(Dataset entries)
* Begin *
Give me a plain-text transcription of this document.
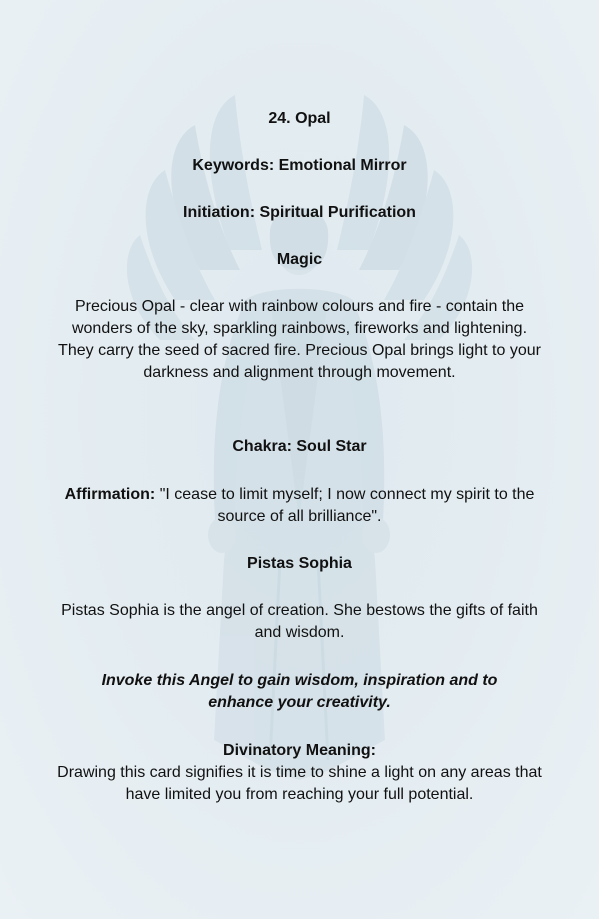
24. Opal
Keywords: Emotional Mirror
Initiation: Spiritual Purification
Magic
Precious Opal - clear with rainbow colours and fire - contain the wonders of the sky, sparkling rainbows, fireworks and lightening. They carry the seed of sacred fire. Precious Opal brings light to your darkness and alignment through movement.
Chakra: Soul Star
Affirmation: "I cease to limit myself; I now connect my spirit to the source of all brilliance".
Pistas Sophia
Pistas Sophia is the angel of creation. She bestows the gifts of faith and wisdom.
Invoke this Angel to gain wisdom, inspiration and to enhance your creativity.
Divinatory Meaning:
Drawing this card signifies it is time to shine a light on any areas that have limited you from reaching your full potential.
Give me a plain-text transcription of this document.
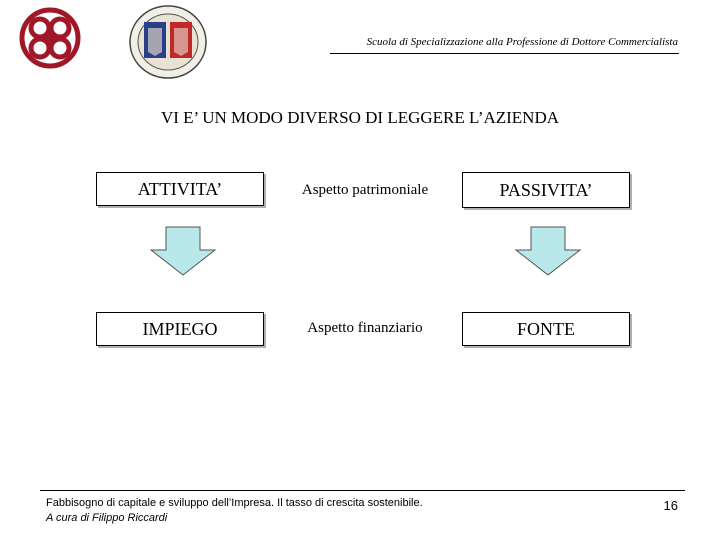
Scuola di Specializzazione alla Professione di Dottore Commercialista
VI E’ UN MODO DIVERSO DI LEGGERE L’AZIENDA
ATTIVITA’	Aspetto patrimoniale	PASSIVITA’
IMPIEGO	Aspetto finanziario	FONTE
Fabbisogno di capitale e sviluppo dell’Impresa. Il tasso di crescita sostenibile.
A cura di Filippo Riccardi
16
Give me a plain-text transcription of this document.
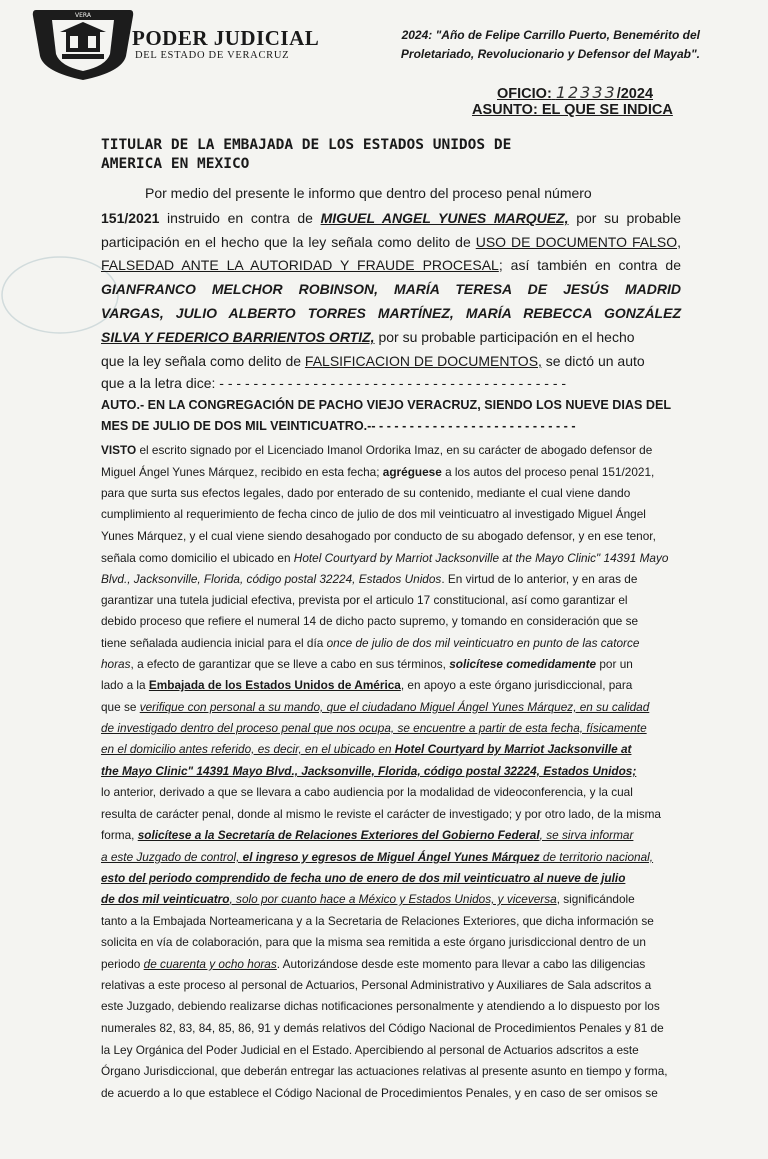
VERA
PODER JUDICIAL
DEL ESTADO DE VERACRUZ
2024: "Año de Felipe Carrillo Puerto, Benemérito del
Proletariado, Revolucionario y Defensor del Mayab".
OFICIO: 12333/2024
ASUNTO: EL QUE SE INDICA
TITULAR DE LA EMBAJADA DE LOS ESTADOS UNIDOS DE
AMERICA EN MEXICO
Por medio del presente le informo que dentro del proceso penal número
151/2021 instruido en contra de MIGUEL ANGEL YUNES MARQUEZ, por su probable
participación en el hecho que la ley señala como delito de USO DE DOCUMENTO FALSO,
FALSEDAD ANTE LA AUTORIDAD Y FRAUDE PROCESAL; así también en contra de
GIANFRANCO MELCHOR ROBINSON, MARÍA TERESA DE JESÚS MADRID
VARGAS, JULIO ALBERTO TORRES MARTÍNEZ, MARÍA REBECCA GONZÁLEZ
SILVA Y FEDERICO BARRIENTOS ORTIZ, por su probable participación en el hecho
que la ley señala como delito de FALSIFICACION DE DOCUMENTOS, se dictó un auto
que a la letra dice: - - - - - - - - - - - - - - - - - - - - - - - - - - - - - - - - - - - - - - - - -
AUTO.- EN LA CONGREGACIÓN DE PACHO VIEJO VERACRUZ, SIENDO LOS NUEVE DIAS DEL
MES DE JULIO DE DOS MIL VEINTICUATRO.-- - - - - - - - - - - - - - - - - - - - - - - - - - -
VISTO el escrito signado por el Licenciado Imanol Ordorika Imaz, en su carácter de abogado defensor de
Miguel Ángel Yunes Márquez, recibido en esta fecha; agréguese a los autos del proceso penal 151/2021,
para que surta sus efectos legales, dado por enterado de su contenido, mediante el cual viene dando
cumplimiento al requerimiento de fecha cinco de julio de dos mil veinticuatro al investigado Miguel Ángel
Yunes Márquez, y el cual viene siendo desahogado por conducto de su abogado defensor, y en ese tenor,
señala como domicilio el ubicado en Hotel Courtyard by Marriot Jacksonville at the Mayo Clinic" 14391 Mayo
Blvd., Jacksonville, Florida, código postal 32224, Estados Unidos. En virtud de lo anterior, y en aras de
garantizar una tutela judicial efectiva, prevista por el articulo 17 constitucional, así como garantizar el
debido proceso que refiere el numeral 14 de dicho pacto supremo, y tomando en consideración que se
tiene señalada audiencia inicial para el día once de julio de dos mil veinticuatro en punto de las catorce
horas, a efecto de garantizar que se lleve a cabo en sus términos, solicítese comedidamente por un
lado a la Embajada de los Estados Unidos de América, en apoyo a este órgano jurisdiccional, para
que se verifique con personal a su mando, que el ciudadano Miguel Ángel Yunes Márquez, en su calidad
de investigado dentro del proceso penal que nos ocupa, se encuentre a partir de esta fecha, físicamente
en el domicilio antes referido, es decir, en el ubicado en Hotel Courtyard by Marriot Jacksonville at
the Mayo Clinic" 14391 Mayo Blvd., Jacksonville, Florida, código postal 32224, Estados Unidos;
lo anterior, derivado a que se llevara a cabo audiencia por la modalidad de videoconferencia, y la cual
resulta de carácter penal, donde al mismo le reviste el carácter de investigado; y por otro lado, de la misma
forma, solicítese a la Secretaría de Relaciones Exteriores del Gobierno Federal, se sirva informar
a este Juzgado de control, el ingreso y egresos de Miguel Ángel Yunes Márquez de territorio nacional,
esto del periodo comprendido de fecha uno de enero de dos mil veinticuatro al nueve de julio
de dos mil veinticuatro, solo por cuanto hace a México y Estados Unidos, y viceversa, significándole
tanto a la Embajada Norteamericana y a la Secretaria de Relaciones Exteriores, que dicha información se
solicita en vía de colaboración, para que la misma sea remitida a este órgano jurisdiccional dentro de un
periodo de cuarenta y ocho horas. Autorizándose desde este momento para llevar a cabo las diligencias
relativas a este proceso al personal de Actuarios, Personal Administrativo y Auxiliares de Sala adscritos a
este Juzgado, debiendo realizarse dichas notificaciones personalmente y atendiendo a lo dispuesto por los
numerales 82, 83, 84, 85, 86, 91 y demás relativos del Código Nacional de Procedimientos Penales y 81 de
la Ley Orgánica del Poder Judicial en el Estado. Apercibiendo al personal de Actuarios adscritos a este
Órgano Jurisdiccional, que deberán entregar las actuaciones relativas al presente asunto en tiempo y forma,
de acuerdo a lo que establece el Código Nacional de Procedimientos Penales, y en caso de ser omisos se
* End *
→ **EXERCISE**: Reproduce the material above in full and without alteration, but skip all pictures.

→ **SOLUTION TO THIS PROBLEM**:
Give me a plain-text transcription of this document.
24. Opal
Keywords: Emotional Mirror
Initiation: Spiritual Purification
Magic
Precious Opal - clear with rainbow colours and fire - contain the wonders of the sky, sparkling rainbows, fireworks and lightening. They carry the seed of sacred fire. Precious Opal brings light to your darkness and alignment through movement.
Chakra: Soul Star
Affirmation: "I cease to limit myself; I now connect my spirit to the source of all brilliance".
Pistas Sophia
Pistas Sophia is the angel of creation. She bestows the gifts of faith and wisdom.
Invoke this Angel to gain wisdom, inspiration and to enhance your creativity.
Divinatory Meaning:
Drawing this card signifies it is time to shine a light on any areas that have limited you from reaching your full potential.
Give me a plain-text transcription of this document.
Scuola di Specializzazione alla Professione di Dottore Commercialista
VI E’ UN MODO DIVERSO DI LEGGERE L’AZIENDA
ATTIVITA’	Aspetto patrimoniale	PASSIVITA’
IMPIEGO	Aspetto finanziario	FONTE
Fabbisogno di capitale e sviluppo dell’Impresa. Il tasso di crescita sostenibile.
A cura di Filippo Riccardi
16
Give me a plain-text transcription of this document.
VERA
PODER JUDICIAL
DEL ESTADO DE VERACRUZ
2024: "Año de Felipe Carrillo Puerto, Benemérito del
Proletariado, Revolucionario y Defensor del Mayab".
OFICIO: 12333/2024
ASUNTO: EL QUE SE INDICA
TITULAR DE LA EMBAJADA DE LOS ESTADOS UNIDOS DE
AMERICA EN MEXICO
Por medio del presente le informo que dentro del proceso penal número
151/2021 instruido en contra de MIGUEL ANGEL YUNES MARQUEZ, por su probable
participación en el hecho que la ley señala como delito de USO DE DOCUMENTO FALSO,
FALSEDAD ANTE LA AUTORIDAD Y FRAUDE PROCESAL; así también en contra de
GIANFRANCO MELCHOR ROBINSON, MARÍA TERESA DE JESÚS MADRID
VARGAS, JULIO ALBERTO TORRES MARTÍNEZ, MARÍA REBECCA GONZÁLEZ
SILVA Y FEDERICO BARRIENTOS ORTIZ, por su probable participación en el hecho
que la ley señala como delito de FALSIFICACION DE DOCUMENTOS, se dictó un auto
que a la letra dice: - - - - - - - - - - - - - - - - - - - - - - - - - - - - - - - - - - - - - - - - -
AUTO.- EN LA CONGREGACIÓN DE PACHO VIEJO VERACRUZ, SIENDO LOS NUEVE DIAS DEL
MES DE JULIO DE DOS MIL VEINTICUATRO.-- - - - - - - - - - - - - - - - - - - - - - - - - - -
VISTO el escrito signado por el Licenciado Imanol Ordorika Imaz, en su carácter de abogado defensor de
Miguel Ángel Yunes Márquez, recibido en esta fecha; agréguese a los autos del proceso penal 151/2021,
para que surta sus efectos legales, dado por enterado de su contenido, mediante el cual viene dando
cumplimiento al requerimiento de fecha cinco de julio de dos mil veinticuatro al investigado Miguel Ángel
Yunes Márquez, y el cual viene siendo desahogado por conducto de su abogado defensor, y en ese tenor,
señala como domicilio el ubicado en Hotel Courtyard by Marriot Jacksonville at the Mayo Clinic" 14391 Mayo
Blvd., Jacksonville, Florida, código postal 32224, Estados Unidos. En virtud de lo anterior, y en aras de
garantizar una tutela judicial efectiva, prevista por el articulo 17 constitucional, así como garantizar el
debido proceso que refiere el numeral 14 de dicho pacto supremo, y tomando en consideración que se
tiene señalada audiencia inicial para el día once de julio de dos mil veinticuatro en punto de las catorce
horas, a efecto de garantizar que se lleve a cabo en sus términos, solicítese comedidamente por un
lado a la Embajada de los Estados Unidos de América, en apoyo a este órgano jurisdiccional, para
que se verifique con personal a su mando, que el ciudadano Miguel Ángel Yunes Márquez, en su calidad
de investigado dentro del proceso penal que nos ocupa, se encuentre a partir de esta fecha, físicamente
en el domicilio antes referido, es decir, en el ubicado en Hotel Courtyard by Marriot Jacksonville at
the Mayo Clinic" 14391 Mayo Blvd., Jacksonville, Florida, código postal 32224, Estados Unidos;
lo anterior, derivado a que se llevara a cabo audiencia por la modalidad de videoconferencia, y la cual
resulta de carácter penal, donde al mismo le reviste el carácter de investigado; y por otro lado, de la misma
forma, solicítese a la Secretaría de Relaciones Exteriores del Gobierno Federal, se sirva informar
a este Juzgado de control, el ingreso y egresos de Miguel Ángel Yunes Márquez de territorio nacional,
esto del periodo comprendido de fecha uno de enero de dos mil veinticuatro al nueve de julio
de dos mil veinticuatro, solo por cuanto hace a México y Estados Unidos, y viceversa, significándole
tanto a la Embajada Norteamericana y a la Secretaria de Relaciones Exteriores, que dicha información se
solicita en vía de colaboración, para que la misma sea remitida a este órgano jurisdiccional dentro de un
periodo de cuarenta y ocho horas. Autorizándose desde este momento para llevar a cabo las diligencias
relativas a este proceso al personal de Actuarios, Personal Administrativo y Auxiliares de Sala adscritos a
este Juzgado, debiendo realizarse dichas notificaciones personalmente y atendiendo a lo dispuesto por los
numerales 82, 83, 84, 85, 86, 91 y demás relativos del Código Nacional de Procedimientos Penales y 81 de
la Ley Orgánica del Poder Judicial en el Estado. Apercibiendo al personal de Actuarios adscritos a este
Órgano Jurisdiccional, que deberán entregar las actuaciones relativas al presente asunto en tiempo y forma,
de acuerdo a lo que establece el Código Nacional de Procedimientos Penales, y en caso de ser omisos se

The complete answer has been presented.